> **AIM OF THE EXERCISE**
Write out each record again exactly as it stands.

╭─ DATASET RECORDS

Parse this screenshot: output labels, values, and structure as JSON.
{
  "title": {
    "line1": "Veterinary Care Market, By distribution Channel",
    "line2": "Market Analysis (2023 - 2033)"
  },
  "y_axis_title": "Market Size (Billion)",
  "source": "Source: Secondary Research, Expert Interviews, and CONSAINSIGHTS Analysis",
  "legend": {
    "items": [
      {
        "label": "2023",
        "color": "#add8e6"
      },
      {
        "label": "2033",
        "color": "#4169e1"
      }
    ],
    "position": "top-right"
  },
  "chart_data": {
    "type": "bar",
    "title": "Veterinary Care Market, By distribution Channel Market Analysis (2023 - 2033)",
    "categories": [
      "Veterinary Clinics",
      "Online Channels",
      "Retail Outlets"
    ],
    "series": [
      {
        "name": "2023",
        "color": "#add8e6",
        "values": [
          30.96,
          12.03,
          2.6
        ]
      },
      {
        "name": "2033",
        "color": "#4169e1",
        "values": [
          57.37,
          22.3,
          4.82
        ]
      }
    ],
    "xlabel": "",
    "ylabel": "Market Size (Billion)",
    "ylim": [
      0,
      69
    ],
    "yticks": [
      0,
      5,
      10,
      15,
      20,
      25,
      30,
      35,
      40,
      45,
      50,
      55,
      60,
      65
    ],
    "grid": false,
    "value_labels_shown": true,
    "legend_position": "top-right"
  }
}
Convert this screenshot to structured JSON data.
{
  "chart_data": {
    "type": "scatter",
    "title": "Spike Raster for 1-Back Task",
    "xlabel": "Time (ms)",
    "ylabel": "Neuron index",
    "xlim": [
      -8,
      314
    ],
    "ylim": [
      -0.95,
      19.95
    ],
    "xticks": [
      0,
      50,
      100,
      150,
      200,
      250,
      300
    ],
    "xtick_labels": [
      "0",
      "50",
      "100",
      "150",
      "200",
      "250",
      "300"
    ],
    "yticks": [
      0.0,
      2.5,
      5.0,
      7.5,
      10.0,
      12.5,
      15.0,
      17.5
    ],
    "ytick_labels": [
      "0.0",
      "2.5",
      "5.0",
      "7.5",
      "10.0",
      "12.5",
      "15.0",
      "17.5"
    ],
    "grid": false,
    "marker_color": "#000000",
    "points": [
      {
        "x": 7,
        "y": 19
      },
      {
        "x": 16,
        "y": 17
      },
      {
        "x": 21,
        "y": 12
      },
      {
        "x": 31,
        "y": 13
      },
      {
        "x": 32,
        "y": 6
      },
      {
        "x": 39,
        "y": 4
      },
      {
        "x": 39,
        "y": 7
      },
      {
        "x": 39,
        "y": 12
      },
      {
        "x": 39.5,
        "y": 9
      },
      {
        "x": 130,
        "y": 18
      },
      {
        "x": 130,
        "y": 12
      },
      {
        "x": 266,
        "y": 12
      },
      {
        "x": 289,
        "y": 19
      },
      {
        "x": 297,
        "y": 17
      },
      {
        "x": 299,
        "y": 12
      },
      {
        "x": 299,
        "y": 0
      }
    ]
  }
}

╰─

> **REPLY TO THE TASK**
Parse this screenshot: output labels, values, and structure as JSON.
{
  "title": {
    "line1": "Veterinary Care Market, By distribution Channel",
    "line2": "Market Analysis (2023 - 2033)"
  },
  "y_axis_title": "Market Size (Billion)",
  "source": "Source: Secondary Research, Expert Interviews, and CONSAINSIGHTS Analysis",
  "legend": {
    "items": [
      {
        "label": "2023",
        "color": "#add8e6"
      },
      {
        "label": "2033",
        "color": "#4169e1"
      }
    ],
    "position": "top-right"
  },
  "chart_data": {
    "type": "bar",
    "title": "Veterinary Care Market, By distribution Channel Market Analysis (2023 - 2033)",
    "categories": [
      "Veterinary Clinics",
      "Online Channels",
      "Retail Outlets"
    ],
    "series": [
      {
        "name": "2023",
        "color": "#add8e6",
        "values": [
          30.96,
          12.03,
          2.6
        ]
      },
      {
        "name": "2033",
        "color": "#4169e1",
        "values": [
          57.37,
          22.3,
          4.82
        ]
      }
    ],
    "xlabel": "",
    "ylabel": "Market Size (Billion)",
    "ylim": [
      0,
      69
    ],
    "yticks": [
      0,
      5,
      10,
      15,
      20,
      25,
      30,
      35,
      40,
      45,
      50,
      55,
      60,
      65
    ],
    "grid": false,
    "value_labels_shown": true,
    "legend_position": "top-right"
  }
}
Convert this screenshot to structured JSON data.
{
  "chart_data": {
    "type": "scatter",
    "title": "Spike Raster for 1-Back Task",
    "xlabel": "Time (ms)",
    "ylabel": "Neuron index",
    "xlim": [
      -8,
      314
    ],
    "ylim": [
      -0.95,
      19.95
    ],
    "xticks": [
      0,
      50,
      100,
      150,
      200,
      250,
      300
    ],
    "xtick_labels": [
      "0",
      "50",
      "100",
      "150",
      "200",
      "250",
      "300"
    ],
    "yticks": [
      0.0,
      2.5,
      5.0,
      7.5,
      10.0,
      12.5,
      15.0,
      17.5
    ],
    "ytick_labels": [
      "0.0",
      "2.5",
      "5.0",
      "7.5",
      "10.0",
      "12.5",
      "15.0",
      "17.5"
    ],
    "grid": false,
    "marker_color": "#000000",
    "points": [
      {
        "x": 7,
        "y": 19
      },
      {
        "x": 16,
        "y": 17
      },
      {
        "x": 21,
        "y": 12
      },
      {
        "x": 31,
        "y": 13
      },
      {
        "x": 32,
        "y": 6
      },
      {
        "x": 39,
        "y": 4
      },
      {
        "x": 39,
        "y": 7
      },
      {
        "x": 39,
        "y": 12
      },
      {
        "x": 39.5,
        "y": 9
      },
      {
        "x": 130,
        "y": 18
      },
      {
        "x": 130,
        "y": 12
      },
      {
        "x": 266,
        "y": 12
      },
      {
        "x": 289,
        "y": 19
      },
      {
        "x": 297,
        "y": 17
      },
      {
        "x": 299,
        "y": 12
      },
      {
        "x": 299,
        "y": 0
      }
    ]
  }
}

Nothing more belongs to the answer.